§ Excerpted records:
══════════════════════════════

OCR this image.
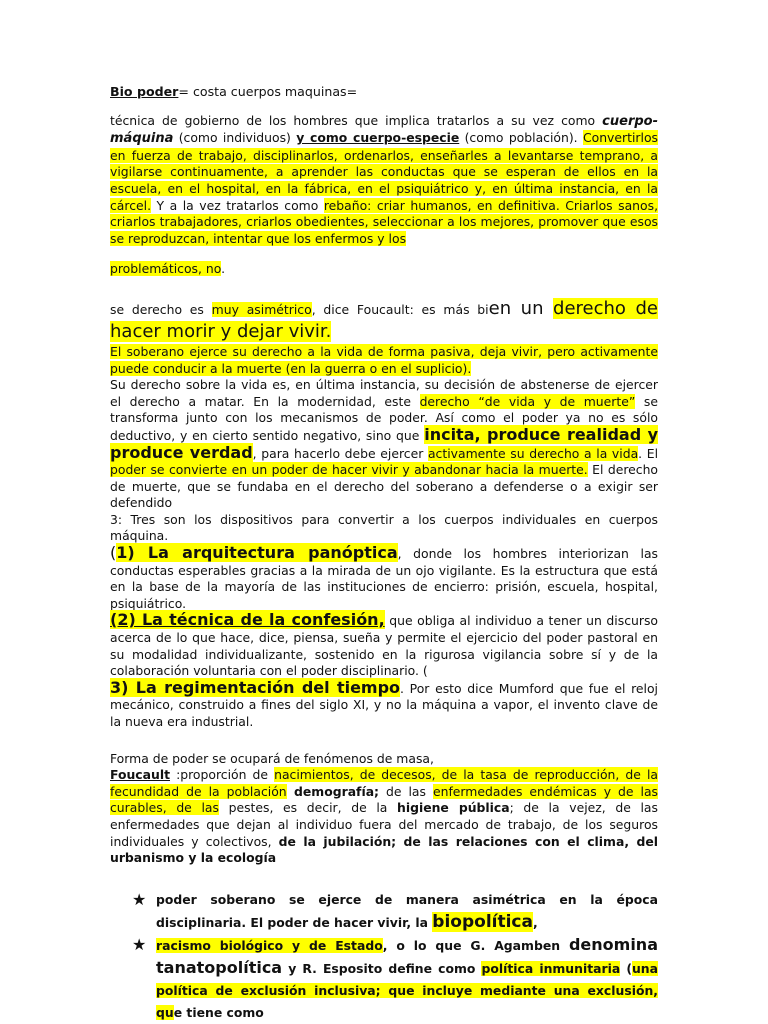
Bio poder= costa cuerpos maquinas=

técnica de gobierno de los hombres que implica tratarlos a su vez como cuerpo-máquina (como individuos) y como cuerpo-especie (como población). Convertirlos en fuerza de trabajo, disciplinarlos, ordenarlos, enseñarles a levantarse temprano, a vigilarse continuamente, a aprender las conductas que se esperan de ellos en la escuela, en el hospital, en la fábrica, en el psiquiátrico y, en última instancia, en la cárcel. Y a la vez tratarlos como rebaño: criar humanos, en definitiva. Criarlos sanos, criarlos trabajadores, criarlos obedientes, seleccionar a los mejores, promover que esos se reproduzcan, intentar que los enfermos y los

problemáticos, no.

se derecho es muy asimétrico, dice Foucault: es más bien un derecho de hacer morir y dejar vivir.

El soberano ejerce su derecho a la vida de forma pasiva, deja vivir, pero activamente puede conducir a la muerte (en la guerra o en el suplicio).

Su derecho sobre la vida es, en última instancia, su decisión de abstenerse de ejercer el derecho a matar. En la modernidad, este derecho “de vida y de muerte” se transforma junto con los mecanismos de poder. Así como el poder ya no es sólo deductivo, y en cierto sentido negativo, sino que incita, produce realidad y produce verdad, para hacerlo debe ejercer activamente su derecho a la vida. El poder se convierte en un poder de hacer vivir y abandonar hacia la muerte. El derecho de muerte, que se fundaba en el derecho del soberano a defenderse o a exigir ser defendido

3: Tres son los dispositivos para convertir a los cuerpos individuales en cuerpos máquina.

(1) La arquitectura panóptica, donde los hombres interiorizan las conductas esperables gracias a la mirada de un ojo vigilante. Es la estructura que está en la base de la mayoría de las instituciones de encierro: prisión, escuela, hospital, psiquiátrico.

(2) La técnica de la confesión, que obliga al individuo a tener un discurso acerca de lo que hace, dice, piensa, sueña y permite el ejercicio del poder pastoral en su modalidad individualizante, sostenido en la rigurosa vigilancia sobre sí y de la colaboración voluntaria con el poder disciplinario. (

3) La regimentación del tiempo. Por esto dice Mumford que fue el reloj mecánico, construido a fines del siglo XI, y no la máquina a vapor, el invento clave de la nueva era industrial.

Forma de poder se ocupará de fenómenos de masa,

Foucault :proporción de nacimientos, de decesos, de la tasa de reproducción, de la fecundidad de la población demografía; de las enfermedades endémicas y de las curables, de las pestes, es decir, de la higiene pública; de la vejez, de las enfermedades que dejan al individuo fuera del mercado de trabajo, de los seguros individuales y colectivos, de la jubilación; de las relaciones con el clima, del urbanismo y la ecología

★ poder soberano se ejerce de manera asimétrica en la época disciplinaria. El poder de hacer vivir, la biopolítica,
★ racismo biológico y de Estado, o lo que G. Agamben denomina tanatopolítica y R. Esposito define como política inmunitaria (una política de exclusión inclusiva; que incluye mediante una exclusión, que tiene como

══════════════════════════════

§ What to work on: State how many lines of the records above contain "derecho", with no words besides the number.

§ Output below: 3